*Tarefas propostas*:
a: Indique se cada afirmação concorda com o texto sobre Cony, respondendo sim ou não e citando literalmente o trecho decisivo: (i) Quase-Memória marcou o retorno de Cony à literatura após um hiato de mais de 20 anos; (ii) em Matéria de Memória, a narração fica a cargo de um único personagem; (iii) Informação ao Crucificado relata os tempos de seminarista de Cony no interior do Estado de São Paulo.
b: Segundo o texto sobre Cony, em que jornal saíam os textos que lhe valeram prisão e perseguição pela ditadura militar?
c: Prossiga com o texto sobre Cony a partir da última frase apresentada.

*Texto citado*:
___

Não obstante sua extrema relevância para o jornalismo – chegou a ser preso e perseguido pela ditadura militar por conta de seus textos no jornal Correio da Manhã e conseguia desagradar petistas e tucanos em suas opiniões na rádio CBN (o que é sempre um bom sinal) –, Cony foi um ficcionista inspirado e inspirador. E um cronista igualmente competente e instigante. O interessante é que ele nunca se preocupou em disfarçar que buscava seus personagens e enredos no mundo real onde também transitava – como repórter, editor, articulista – para tramas que, por sua vez, pareciam ser loucas demais. Louco era o mundo que Cony buscou traduzir da melhor maneira possível.
Sua vida, por exemplo, pode ser acompanhada percorrendo alguns de seus livros. Em sua obra mais popular, o pungente Quase-Memória, que se tornou best-seller nos anos 1990 e marcou o retorno de Cony à literatura após um hiato de mais de 20 anos de um silêncio criativo, o escritor expõe a difícil relação que teve com seu pai. É, antes de tudo, um livro de perdão. Perdão àquele homem que lhe deixou como herança a paixão pelo jornalismo e a palavra, mas que lhe sonegou atenção e carinho paternos. Mas, sobretudo, um perdão a si mesmo. Ele voltava a escrever por ter perdoado seus críticos e, em outra instância, seus próprios rancores que o levaram a se esconder de seus leitores.
As recordações já faziam parte de seu imaginário literário. Atesta isso o romance multifocal Matéria de Memória, em que alterna os pontos de vista narrativos entre três personagens que, em sua soma, resultam em confissões alternativas de pecados e virtudes. Ele é mais explícito no lúdico Informação ao Crucificado, onde, por meio da criação de um personagem carismático e de uma sinceridade desconcertante, relata seus tempos de seminarista no interior do Estado do Rio de Janeiro. É um adolescente que está descobrindo a vida e se envolvendo com dilemas que incluem fé, amor, família, sociedade e hierarquia. Uma grande homenagem a todos que o cercaram.
Nem tudo era a personagem Cony na prosa do escritor Cony. Alguns de seus melhores livros investem em uma ficção genuína, sem que haja chaves aparentes com sua vida, ainda que a realidade de cenários e épocas transpareçam com força nesses trabalhos. A variedade temática, formal e estilística dessa mais de uma dezena de romances comprova o domínio com que Cony lidava com a matéria-prima da literatura. Seu texto, sem desvios ou deslizes, sem penduricalhos ou excessos, sem economias inúteis ou gastos desnecessários, são aulas de bem escrever, de controle do enredo, de construção de personagens verossímeis em situações improváveis.

___

*Conteúdo dos registros*:
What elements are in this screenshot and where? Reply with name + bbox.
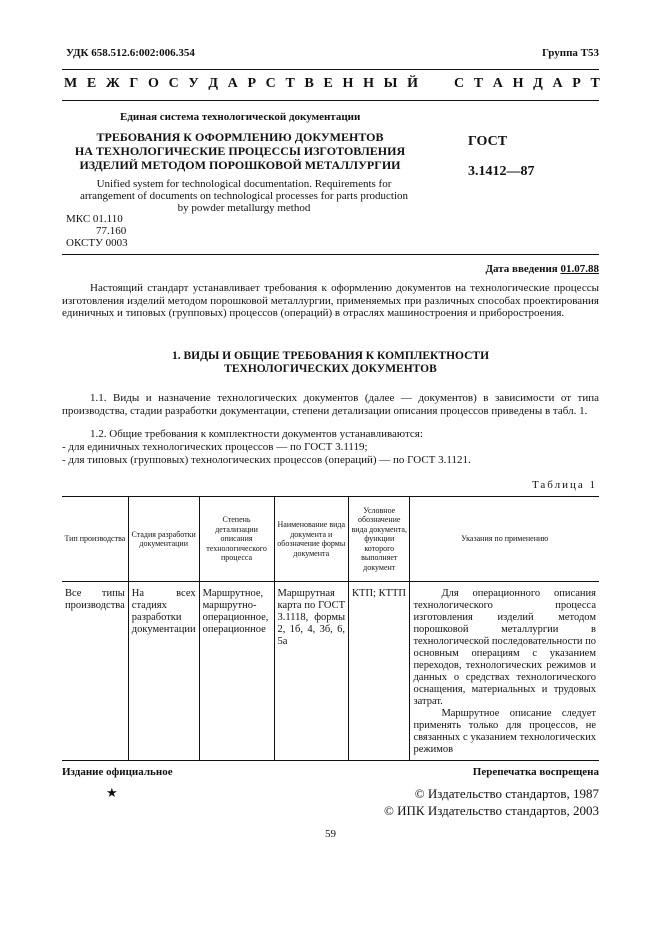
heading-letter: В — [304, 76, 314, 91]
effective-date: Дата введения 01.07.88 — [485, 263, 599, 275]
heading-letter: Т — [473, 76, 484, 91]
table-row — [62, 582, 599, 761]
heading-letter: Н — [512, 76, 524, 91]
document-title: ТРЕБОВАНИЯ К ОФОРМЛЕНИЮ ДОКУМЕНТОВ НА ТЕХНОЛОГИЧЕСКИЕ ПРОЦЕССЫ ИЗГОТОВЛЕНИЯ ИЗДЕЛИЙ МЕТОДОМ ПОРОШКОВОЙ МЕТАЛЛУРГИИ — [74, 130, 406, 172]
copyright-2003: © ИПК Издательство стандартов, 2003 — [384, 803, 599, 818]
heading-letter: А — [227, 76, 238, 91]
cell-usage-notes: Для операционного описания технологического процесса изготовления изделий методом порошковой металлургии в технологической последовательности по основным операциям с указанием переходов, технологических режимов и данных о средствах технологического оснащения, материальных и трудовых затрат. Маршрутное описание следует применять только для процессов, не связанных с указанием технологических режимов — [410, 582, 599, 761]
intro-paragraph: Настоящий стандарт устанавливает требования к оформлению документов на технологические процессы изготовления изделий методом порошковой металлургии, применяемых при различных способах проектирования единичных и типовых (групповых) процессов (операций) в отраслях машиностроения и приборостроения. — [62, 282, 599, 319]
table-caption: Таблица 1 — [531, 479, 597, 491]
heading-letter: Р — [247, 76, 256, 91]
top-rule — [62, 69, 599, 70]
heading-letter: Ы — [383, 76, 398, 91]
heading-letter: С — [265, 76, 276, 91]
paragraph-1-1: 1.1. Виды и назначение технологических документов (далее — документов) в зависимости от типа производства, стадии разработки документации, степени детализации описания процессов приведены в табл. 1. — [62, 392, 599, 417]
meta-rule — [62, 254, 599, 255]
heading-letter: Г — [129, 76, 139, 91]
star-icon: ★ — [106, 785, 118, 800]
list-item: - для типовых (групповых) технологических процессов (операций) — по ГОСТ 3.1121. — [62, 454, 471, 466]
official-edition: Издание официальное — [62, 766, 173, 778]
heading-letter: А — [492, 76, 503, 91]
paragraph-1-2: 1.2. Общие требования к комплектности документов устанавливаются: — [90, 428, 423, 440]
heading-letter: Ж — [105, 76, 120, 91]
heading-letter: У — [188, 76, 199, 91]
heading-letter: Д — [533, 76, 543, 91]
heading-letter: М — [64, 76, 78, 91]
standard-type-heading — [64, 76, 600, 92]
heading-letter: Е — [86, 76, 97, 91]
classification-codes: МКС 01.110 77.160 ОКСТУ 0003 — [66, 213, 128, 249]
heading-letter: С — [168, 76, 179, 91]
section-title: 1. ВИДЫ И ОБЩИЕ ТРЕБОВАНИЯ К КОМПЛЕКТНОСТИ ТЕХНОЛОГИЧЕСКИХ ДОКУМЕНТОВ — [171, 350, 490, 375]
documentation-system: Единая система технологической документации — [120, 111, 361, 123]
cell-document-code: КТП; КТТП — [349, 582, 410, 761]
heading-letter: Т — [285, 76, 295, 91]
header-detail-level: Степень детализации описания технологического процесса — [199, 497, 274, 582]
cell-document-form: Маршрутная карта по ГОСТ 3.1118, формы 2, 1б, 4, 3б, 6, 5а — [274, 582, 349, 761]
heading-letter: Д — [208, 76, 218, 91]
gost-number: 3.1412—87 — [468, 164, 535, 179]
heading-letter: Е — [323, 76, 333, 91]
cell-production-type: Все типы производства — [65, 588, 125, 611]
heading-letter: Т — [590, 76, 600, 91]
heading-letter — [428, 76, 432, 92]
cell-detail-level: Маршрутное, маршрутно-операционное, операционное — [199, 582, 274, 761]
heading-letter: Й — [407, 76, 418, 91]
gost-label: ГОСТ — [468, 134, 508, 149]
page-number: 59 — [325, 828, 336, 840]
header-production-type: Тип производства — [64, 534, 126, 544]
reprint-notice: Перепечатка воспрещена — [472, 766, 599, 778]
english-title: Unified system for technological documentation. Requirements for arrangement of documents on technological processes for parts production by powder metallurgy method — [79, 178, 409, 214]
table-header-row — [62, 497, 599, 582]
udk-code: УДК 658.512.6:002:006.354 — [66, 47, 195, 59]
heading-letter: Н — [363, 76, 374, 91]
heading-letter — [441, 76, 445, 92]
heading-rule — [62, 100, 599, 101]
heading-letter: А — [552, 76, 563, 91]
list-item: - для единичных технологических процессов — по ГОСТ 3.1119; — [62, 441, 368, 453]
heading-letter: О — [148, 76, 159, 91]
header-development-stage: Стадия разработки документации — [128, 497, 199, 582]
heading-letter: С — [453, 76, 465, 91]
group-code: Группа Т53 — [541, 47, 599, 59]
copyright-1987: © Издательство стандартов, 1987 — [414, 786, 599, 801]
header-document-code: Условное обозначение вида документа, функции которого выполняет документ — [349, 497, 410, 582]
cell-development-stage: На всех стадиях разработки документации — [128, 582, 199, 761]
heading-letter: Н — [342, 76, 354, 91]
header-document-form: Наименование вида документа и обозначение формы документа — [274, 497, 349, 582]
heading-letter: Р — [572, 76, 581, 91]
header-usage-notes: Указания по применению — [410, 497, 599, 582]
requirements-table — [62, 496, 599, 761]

___

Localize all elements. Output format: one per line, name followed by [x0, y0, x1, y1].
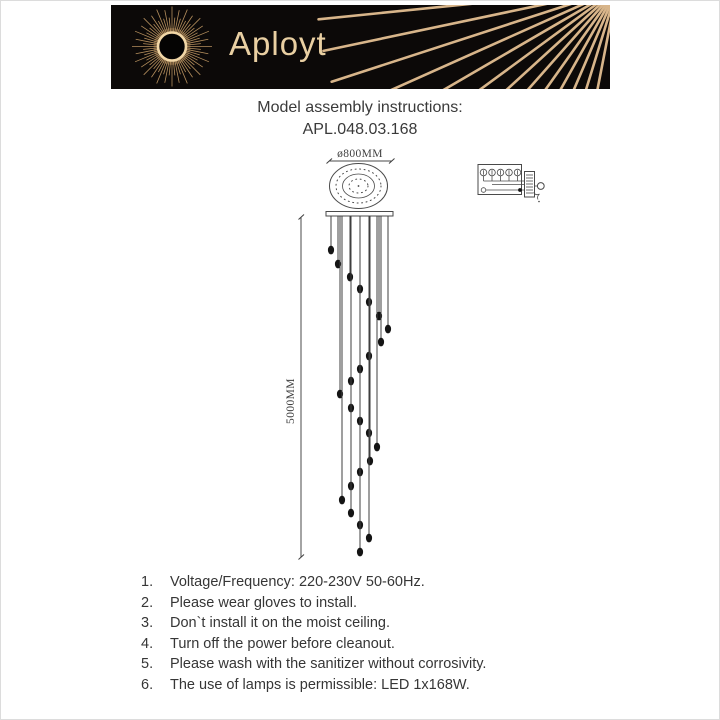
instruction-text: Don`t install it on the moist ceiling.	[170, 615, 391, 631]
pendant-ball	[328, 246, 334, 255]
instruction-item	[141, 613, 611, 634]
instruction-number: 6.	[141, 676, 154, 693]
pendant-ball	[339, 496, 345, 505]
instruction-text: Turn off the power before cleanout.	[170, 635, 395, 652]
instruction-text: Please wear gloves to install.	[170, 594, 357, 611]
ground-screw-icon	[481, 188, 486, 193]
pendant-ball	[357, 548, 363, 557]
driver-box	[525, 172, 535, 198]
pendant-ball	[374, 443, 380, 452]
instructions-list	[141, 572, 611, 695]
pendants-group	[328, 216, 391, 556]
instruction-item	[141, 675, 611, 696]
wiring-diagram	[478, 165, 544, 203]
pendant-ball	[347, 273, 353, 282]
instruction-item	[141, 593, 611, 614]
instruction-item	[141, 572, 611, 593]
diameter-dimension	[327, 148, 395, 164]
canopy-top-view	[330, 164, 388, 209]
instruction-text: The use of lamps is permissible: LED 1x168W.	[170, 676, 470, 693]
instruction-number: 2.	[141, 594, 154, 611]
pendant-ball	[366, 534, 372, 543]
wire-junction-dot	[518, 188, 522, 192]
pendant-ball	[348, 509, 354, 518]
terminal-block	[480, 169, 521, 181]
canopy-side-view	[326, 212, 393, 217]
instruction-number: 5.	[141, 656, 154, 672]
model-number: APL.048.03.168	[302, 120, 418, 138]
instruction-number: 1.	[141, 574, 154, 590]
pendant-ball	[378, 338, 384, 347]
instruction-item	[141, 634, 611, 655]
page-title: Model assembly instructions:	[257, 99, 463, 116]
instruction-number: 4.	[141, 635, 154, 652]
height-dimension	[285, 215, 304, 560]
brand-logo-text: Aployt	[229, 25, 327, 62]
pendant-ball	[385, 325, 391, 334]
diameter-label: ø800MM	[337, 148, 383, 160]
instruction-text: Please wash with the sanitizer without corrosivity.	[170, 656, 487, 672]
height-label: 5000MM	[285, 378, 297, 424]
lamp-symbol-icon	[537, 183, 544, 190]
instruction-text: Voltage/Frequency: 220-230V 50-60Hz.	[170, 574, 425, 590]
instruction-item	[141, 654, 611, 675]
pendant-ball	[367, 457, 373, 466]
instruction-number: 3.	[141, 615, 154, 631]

___

*Resultados esperados*:
a:
(i) Sim: "marcou o retorno de Cony à literatura após um hiato de mais de 20 anos de um silêncio criativo".
(ii) Não: "alterna os pontos de vista narrativos entre três personagens".
(iii) Não: "relata seus tempos de seminarista no interior do Estado do Rio de Janeiro".

b: No jornal Correio da Manhã.

c:
Os dois títulos que melhor ilustram essa capacidade são exatamente as duas obras mais disruptivas do escritor. Pilatos é uma história de miséria humana em que nós, mesmo contra a vontade, rimos. E rimos e muito. Seu protagonista é um indigente que perde o pênis em um atropelamento. Um pênis que se chamava Herodes. Daí em diante ele passa as piores provações ao lado de seu membro decepado, guardado – e às vezes, perdido – dentro de um vidro. Publicado em 1974, o livro foi proibido pela censura, que o considerou pornográfico e escatológico. Não entenderam, ou se recusaram a admitir, que pornográfica e escatológica era a sociedade daquela trama.
Cony, nesse livro que lhe trouxe tantos desgostos pessoais e o fez parar de escrever por mais de duas décadas, esfrega na cara de todos uma visão pessimista e crua de um mundo que não perdoa os mais fracos e desvalidos. As pessoas que não têm casa, comida, dignidade, que adormecem em calçadas ou abrigos imundos, que são agredidas pela polícia ou por “cidadãos de bem”, conhecem a impiedade alheia. Mesmo nessa selva de desumanidade, o homem mutilado faz comentários ácidos e hilários e se mete em confusões cômicas. É uma mistura radical de registros esta que Cony promove, ora lembrando as denúncias sociais de Faulkner, ora o tom alegórico de Rabelais.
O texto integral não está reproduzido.